## WRITTEN REQUEST:
Give all the lines below again, exactly, with no pictures.

Saved data entries
_ _ _

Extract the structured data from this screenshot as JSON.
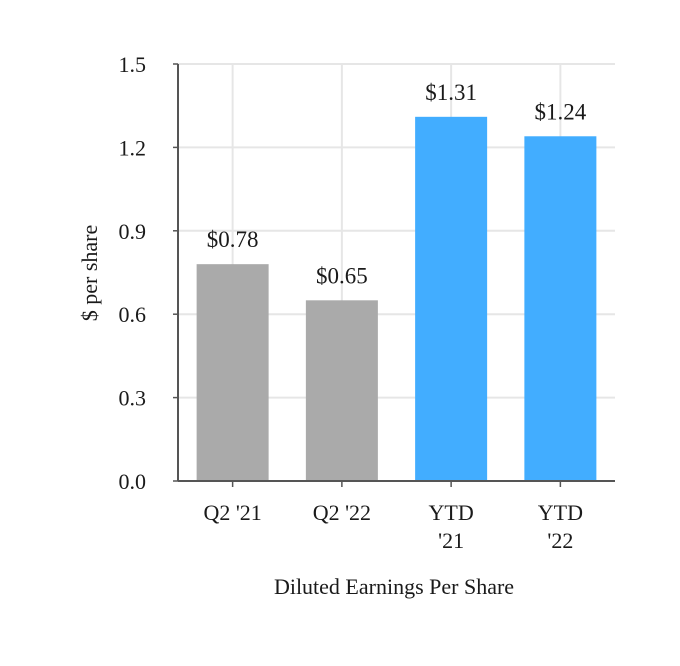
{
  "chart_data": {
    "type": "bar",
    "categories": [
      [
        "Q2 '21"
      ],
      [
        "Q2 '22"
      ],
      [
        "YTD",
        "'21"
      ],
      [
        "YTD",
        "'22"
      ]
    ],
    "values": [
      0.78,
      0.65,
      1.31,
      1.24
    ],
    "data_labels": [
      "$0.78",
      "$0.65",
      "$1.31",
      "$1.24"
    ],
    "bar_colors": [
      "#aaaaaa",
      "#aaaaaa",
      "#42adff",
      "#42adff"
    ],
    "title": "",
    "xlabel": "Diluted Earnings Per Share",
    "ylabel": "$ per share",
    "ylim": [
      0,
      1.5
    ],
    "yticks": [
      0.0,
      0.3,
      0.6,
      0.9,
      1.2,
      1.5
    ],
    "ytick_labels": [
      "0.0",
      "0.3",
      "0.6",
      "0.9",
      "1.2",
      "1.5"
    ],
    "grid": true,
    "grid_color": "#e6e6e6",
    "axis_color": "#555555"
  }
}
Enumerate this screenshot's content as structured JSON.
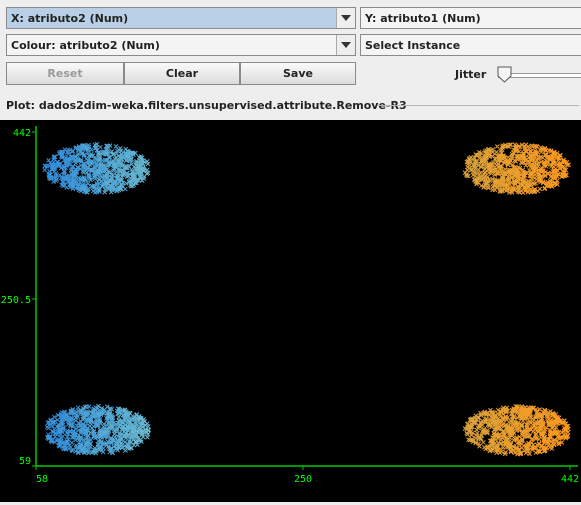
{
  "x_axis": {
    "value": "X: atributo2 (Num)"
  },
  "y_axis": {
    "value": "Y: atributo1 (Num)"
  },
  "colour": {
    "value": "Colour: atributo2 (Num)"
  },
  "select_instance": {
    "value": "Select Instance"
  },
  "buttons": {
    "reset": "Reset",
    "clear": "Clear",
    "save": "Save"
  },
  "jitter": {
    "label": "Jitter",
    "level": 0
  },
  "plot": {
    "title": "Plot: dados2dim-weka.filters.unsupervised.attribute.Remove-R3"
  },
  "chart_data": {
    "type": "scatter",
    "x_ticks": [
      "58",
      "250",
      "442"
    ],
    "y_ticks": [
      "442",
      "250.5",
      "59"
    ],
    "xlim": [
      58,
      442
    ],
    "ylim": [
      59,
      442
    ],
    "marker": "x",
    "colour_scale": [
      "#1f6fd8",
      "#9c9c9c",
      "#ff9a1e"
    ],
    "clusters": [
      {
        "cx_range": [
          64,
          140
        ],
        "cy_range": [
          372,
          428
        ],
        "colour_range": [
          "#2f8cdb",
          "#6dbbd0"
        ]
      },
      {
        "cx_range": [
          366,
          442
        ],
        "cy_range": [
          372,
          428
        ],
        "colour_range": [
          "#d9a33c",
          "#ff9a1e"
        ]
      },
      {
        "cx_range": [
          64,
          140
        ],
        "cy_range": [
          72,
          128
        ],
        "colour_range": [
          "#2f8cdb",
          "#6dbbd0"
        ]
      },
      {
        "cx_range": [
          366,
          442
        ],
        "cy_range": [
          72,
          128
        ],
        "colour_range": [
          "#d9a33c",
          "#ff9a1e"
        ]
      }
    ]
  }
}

_ _ _

## FULL SOLUTION:
Extract the structured data from this screenshot as JSON.
{
  "chart_data": {
    "type": "bar",
    "categories": [
      [
        "Q2 '21"
      ],
      [
        "Q2 '22"
      ],
      [
        "YTD",
        "'21"
      ],
      [
        "YTD",
        "'22"
      ]
    ],
    "values": [
      0.78,
      0.65,
      1.31,
      1.24
    ],
    "data_labels": [
      "$0.78",
      "$0.65",
      "$1.31",
      "$1.24"
    ],
    "bar_colors": [
      "#aaaaaa",
      "#aaaaaa",
      "#42adff",
      "#42adff"
    ],
    "title": "",
    "xlabel": "Diluted Earnings Per Share",
    "ylabel": "$ per share",
    "ylim": [
      0,
      1.5
    ],
    "yticks": [
      0.0,
      0.3,
      0.6,
      0.9,
      1.2,
      1.5
    ],
    "ytick_labels": [
      "0.0",
      "0.3",
      "0.6",
      "0.9",
      "1.2",
      "1.5"
    ],
    "grid": true,
    "grid_color": "#e6e6e6",
    "axis_color": "#555555"
  }
}
Enumerate this screenshot's content as structured JSON.
{
  "x_axis": {
    "value": "X: atributo2 (Num)"
  },
  "y_axis": {
    "value": "Y: atributo1 (Num)"
  },
  "colour": {
    "value": "Colour: atributo2 (Num)"
  },
  "select_instance": {
    "value": "Select Instance"
  },
  "buttons": {
    "reset": "Reset",
    "clear": "Clear",
    "save": "Save"
  },
  "jitter": {
    "label": "Jitter",
    "level": 0
  },
  "plot": {
    "title": "Plot: dados2dim-weka.filters.unsupervised.attribute.Remove-R3"
  },
  "chart_data": {
    "type": "scatter",
    "x_ticks": [
      "58",
      "250",
      "442"
    ],
    "y_ticks": [
      "442",
      "250.5",
      "59"
    ],
    "xlim": [
      58,
      442
    ],
    "ylim": [
      59,
      442
    ],
    "marker": "x",
    "colour_scale": [
      "#1f6fd8",
      "#9c9c9c",
      "#ff9a1e"
    ],
    "clusters": [
      {
        "cx_range": [
          64,
          140
        ],
        "cy_range": [
          372,
          428
        ],
        "colour_range": [
          "#2f8cdb",
          "#6dbbd0"
        ]
      },
      {
        "cx_range": [
          366,
          442
        ],
        "cy_range": [
          372,
          428
        ],
        "colour_range": [
          "#d9a33c",
          "#ff9a1e"
        ]
      },
      {
        "cx_range": [
          64,
          140
        ],
        "cy_range": [
          72,
          128
        ],
        "colour_range": [
          "#2f8cdb",
          "#6dbbd0"
        ]
      },
      {
        "cx_range": [
          366,
          442
        ],
        "cy_range": [
          72,
          128
        ],
        "colour_range": [
          "#d9a33c",
          "#ff9a1e"
        ]
      }
    ]
  }
}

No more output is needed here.